WHAT YOU HAVE TO DO: Check each line of the listing below for the string "rgba", and copy the ones that have it.

DATA EXTRACT:

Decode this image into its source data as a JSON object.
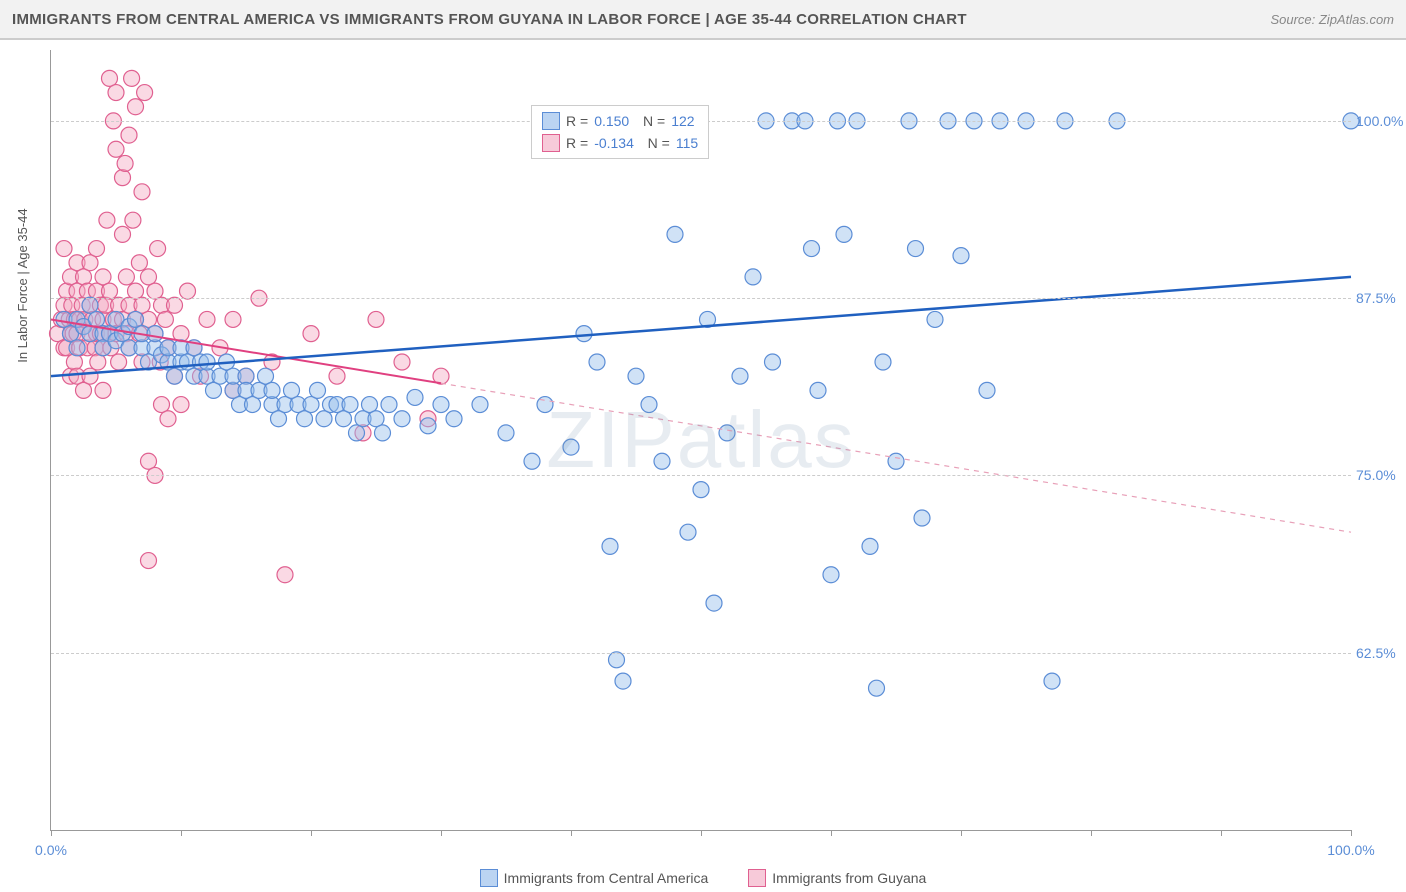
{
  "title": "IMMIGRANTS FROM CENTRAL AMERICA VS IMMIGRANTS FROM GUYANA IN LABOR FORCE | AGE 35-44 CORRELATION CHART",
  "source": "Source: ZipAtlas.com",
  "ylabel": "In Labor Force | Age 35-44",
  "watermark": "ZIPatlas",
  "chart": {
    "type": "scatter",
    "xlim": [
      0,
      100
    ],
    "ylim": [
      50,
      105
    ],
    "yticks": [
      62.5,
      75.0,
      87.5,
      100.0
    ],
    "ytick_labels": [
      "62.5%",
      "75.0%",
      "87.5%",
      "100.0%"
    ],
    "xticks": [
      0,
      10,
      20,
      30,
      40,
      50,
      60,
      70,
      80,
      90,
      100
    ],
    "xtick_labels_shown": {
      "0": "0.0%",
      "100": "100.0%"
    },
    "marker_radius": 8,
    "background_color": "#ffffff",
    "grid_color": "#cccccc",
    "series": [
      {
        "name": "Immigrants from Central America",
        "color_fill": "rgba(150,190,235,0.45)",
        "color_stroke": "#5b8dd6",
        "R": "0.150",
        "N": "122",
        "trend": {
          "x1": 0,
          "y1": 82.0,
          "x2": 100,
          "y2": 89.0,
          "color": "#2060c0",
          "width": 2.5
        },
        "points": [
          [
            1,
            86
          ],
          [
            1.5,
            85
          ],
          [
            2,
            84
          ],
          [
            2,
            86
          ],
          [
            2.5,
            85.5
          ],
          [
            3,
            85
          ],
          [
            3,
            87
          ],
          [
            3.5,
            86
          ],
          [
            4,
            85
          ],
          [
            4,
            84
          ],
          [
            4.5,
            85
          ],
          [
            5,
            84.5
          ],
          [
            5,
            86
          ],
          [
            5.5,
            85
          ],
          [
            6,
            84
          ],
          [
            6,
            85.5
          ],
          [
            6.5,
            86
          ],
          [
            7,
            84
          ],
          [
            7,
            85
          ],
          [
            7.5,
            83
          ],
          [
            8,
            84
          ],
          [
            8,
            85
          ],
          [
            8.5,
            83.5
          ],
          [
            9,
            83
          ],
          [
            9,
            84
          ],
          [
            9.5,
            82
          ],
          [
            10,
            83
          ],
          [
            10,
            84
          ],
          [
            10.5,
            83
          ],
          [
            11,
            82
          ],
          [
            11,
            84
          ],
          [
            11.5,
            83
          ],
          [
            12,
            82
          ],
          [
            12,
            83
          ],
          [
            12.5,
            81
          ],
          [
            13,
            82
          ],
          [
            13.5,
            83
          ],
          [
            14,
            81
          ],
          [
            14,
            82
          ],
          [
            14.5,
            80
          ],
          [
            15,
            82
          ],
          [
            15,
            81
          ],
          [
            15.5,
            80
          ],
          [
            16,
            81
          ],
          [
            16.5,
            82
          ],
          [
            17,
            80
          ],
          [
            17,
            81
          ],
          [
            17.5,
            79
          ],
          [
            18,
            80
          ],
          [
            18.5,
            81
          ],
          [
            19,
            80
          ],
          [
            19.5,
            79
          ],
          [
            20,
            80
          ],
          [
            20.5,
            81
          ],
          [
            21,
            79
          ],
          [
            21.5,
            80
          ],
          [
            22,
            80
          ],
          [
            22.5,
            79
          ],
          [
            23,
            80
          ],
          [
            23.5,
            78
          ],
          [
            24,
            79
          ],
          [
            24.5,
            80
          ],
          [
            25,
            79
          ],
          [
            25.5,
            78
          ],
          [
            26,
            80
          ],
          [
            27,
            79
          ],
          [
            28,
            80.5
          ],
          [
            29,
            78.5
          ],
          [
            30,
            80
          ],
          [
            31,
            79
          ],
          [
            33,
            80
          ],
          [
            35,
            78
          ],
          [
            37,
            76
          ],
          [
            38,
            80
          ],
          [
            40,
            77
          ],
          [
            41,
            85
          ],
          [
            42,
            83
          ],
          [
            43,
            70
          ],
          [
            43.5,
            62
          ],
          [
            44,
            60.5
          ],
          [
            45,
            82
          ],
          [
            46,
            80
          ],
          [
            47,
            76
          ],
          [
            48,
            92
          ],
          [
            49,
            71
          ],
          [
            49.5,
            100
          ],
          [
            50,
            74
          ],
          [
            50.5,
            86
          ],
          [
            51,
            66
          ],
          [
            52,
            78
          ],
          [
            53,
            82
          ],
          [
            54,
            89
          ],
          [
            55,
            100
          ],
          [
            55.5,
            83
          ],
          [
            57,
            100
          ],
          [
            58,
            100
          ],
          [
            58.5,
            91
          ],
          [
            59,
            81
          ],
          [
            60,
            68
          ],
          [
            60.5,
            100
          ],
          [
            61,
            92
          ],
          [
            62,
            100
          ],
          [
            63,
            70
          ],
          [
            63.5,
            60
          ],
          [
            64,
            83
          ],
          [
            65,
            76
          ],
          [
            66,
            100
          ],
          [
            66.5,
            91
          ],
          [
            67,
            72
          ],
          [
            68,
            86
          ],
          [
            69,
            100
          ],
          [
            70,
            90.5
          ],
          [
            71,
            100
          ],
          [
            72,
            81
          ],
          [
            73,
            100
          ],
          [
            75,
            100
          ],
          [
            77,
            60.5
          ],
          [
            78,
            100
          ],
          [
            82,
            100
          ],
          [
            100,
            100
          ]
        ]
      },
      {
        "name": "Immigrants from Guyana",
        "color_fill": "rgba(245,170,195,0.45)",
        "color_stroke": "#e06090",
        "R": "-0.134",
        "N": "115",
        "trend_solid": {
          "x1": 0,
          "y1": 86.0,
          "x2": 30,
          "y2": 81.5,
          "color": "#e04080",
          "width": 2
        },
        "trend_dash": {
          "x1": 30,
          "y1": 81.5,
          "x2": 100,
          "y2": 71.0,
          "color": "#e8a0b8",
          "width": 1.2
        },
        "points": [
          [
            0.5,
            85
          ],
          [
            0.8,
            86
          ],
          [
            1,
            84
          ],
          [
            1,
            87
          ],
          [
            1,
            91
          ],
          [
            1.2,
            88
          ],
          [
            1.2,
            84
          ],
          [
            1.4,
            86
          ],
          [
            1.5,
            85
          ],
          [
            1.5,
            89
          ],
          [
            1.5,
            82
          ],
          [
            1.6,
            87
          ],
          [
            1.7,
            85
          ],
          [
            1.8,
            86
          ],
          [
            1.8,
            83
          ],
          [
            2,
            85
          ],
          [
            2,
            88
          ],
          [
            2,
            90
          ],
          [
            2,
            82
          ],
          [
            2.2,
            86
          ],
          [
            2.2,
            84
          ],
          [
            2.4,
            87
          ],
          [
            2.5,
            85.5
          ],
          [
            2.5,
            89
          ],
          [
            2.5,
            81
          ],
          [
            2.6,
            86
          ],
          [
            2.8,
            84
          ],
          [
            2.8,
            88
          ],
          [
            3,
            85
          ],
          [
            3,
            87
          ],
          [
            3,
            90
          ],
          [
            3,
            82
          ],
          [
            3.2,
            86
          ],
          [
            3.4,
            84
          ],
          [
            3.5,
            88
          ],
          [
            3.5,
            85
          ],
          [
            3.5,
            91
          ],
          [
            3.6,
            83
          ],
          [
            3.8,
            87
          ],
          [
            3.8,
            85
          ],
          [
            4,
            86
          ],
          [
            4,
            84
          ],
          [
            4,
            89
          ],
          [
            4,
            81
          ],
          [
            4.2,
            87
          ],
          [
            4.3,
            93
          ],
          [
            4.5,
            85
          ],
          [
            4.5,
            88
          ],
          [
            4.5,
            103
          ],
          [
            4.6,
            84
          ],
          [
            4.8,
            100
          ],
          [
            4.8,
            86
          ],
          [
            5,
            85
          ],
          [
            5,
            102
          ],
          [
            5,
            98
          ],
          [
            5.2,
            87
          ],
          [
            5.2,
            83
          ],
          [
            5.5,
            86
          ],
          [
            5.5,
            92
          ],
          [
            5.5,
            96
          ],
          [
            5.7,
            97
          ],
          [
            5.8,
            85
          ],
          [
            5.8,
            89
          ],
          [
            6,
            84
          ],
          [
            6,
            87
          ],
          [
            6,
            99
          ],
          [
            6.2,
            103
          ],
          [
            6.3,
            93
          ],
          [
            6.5,
            86
          ],
          [
            6.5,
            88
          ],
          [
            6.5,
            101
          ],
          [
            6.8,
            85
          ],
          [
            6.8,
            90
          ],
          [
            7,
            87
          ],
          [
            7,
            83
          ],
          [
            7,
            95
          ],
          [
            7.2,
            102
          ],
          [
            7.5,
            86
          ],
          [
            7.5,
            89
          ],
          [
            7.5,
            76
          ],
          [
            7.5,
            69
          ],
          [
            8,
            85
          ],
          [
            8,
            88
          ],
          [
            8,
            75
          ],
          [
            8.2,
            91
          ],
          [
            8.4,
            83
          ],
          [
            8.5,
            87
          ],
          [
            8.5,
            80
          ],
          [
            8.8,
            86
          ],
          [
            9,
            84
          ],
          [
            9,
            79
          ],
          [
            9.5,
            87
          ],
          [
            9.5,
            82
          ],
          [
            10,
            85
          ],
          [
            10,
            80
          ],
          [
            10.5,
            88
          ],
          [
            11,
            84
          ],
          [
            11.5,
            82
          ],
          [
            12,
            86
          ],
          [
            13,
            84
          ],
          [
            14,
            86
          ],
          [
            14,
            81
          ],
          [
            15,
            82
          ],
          [
            16,
            87.5
          ],
          [
            17,
            83
          ],
          [
            18,
            68
          ],
          [
            20,
            85
          ],
          [
            22,
            82
          ],
          [
            24,
            78
          ],
          [
            25,
            86
          ],
          [
            27,
            83
          ],
          [
            29,
            79
          ],
          [
            30,
            82
          ]
        ]
      }
    ]
  },
  "legend_bottom": {
    "items": [
      {
        "swatch": "blue",
        "label": "Immigrants from Central America"
      },
      {
        "swatch": "pink",
        "label": "Immigrants from Guyana"
      }
    ]
  }
}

FULL RESPONSE:
        "color_fill": "rgba(150,190,235,0.45)",
        "color_fill": "rgba(245,170,195,0.45)",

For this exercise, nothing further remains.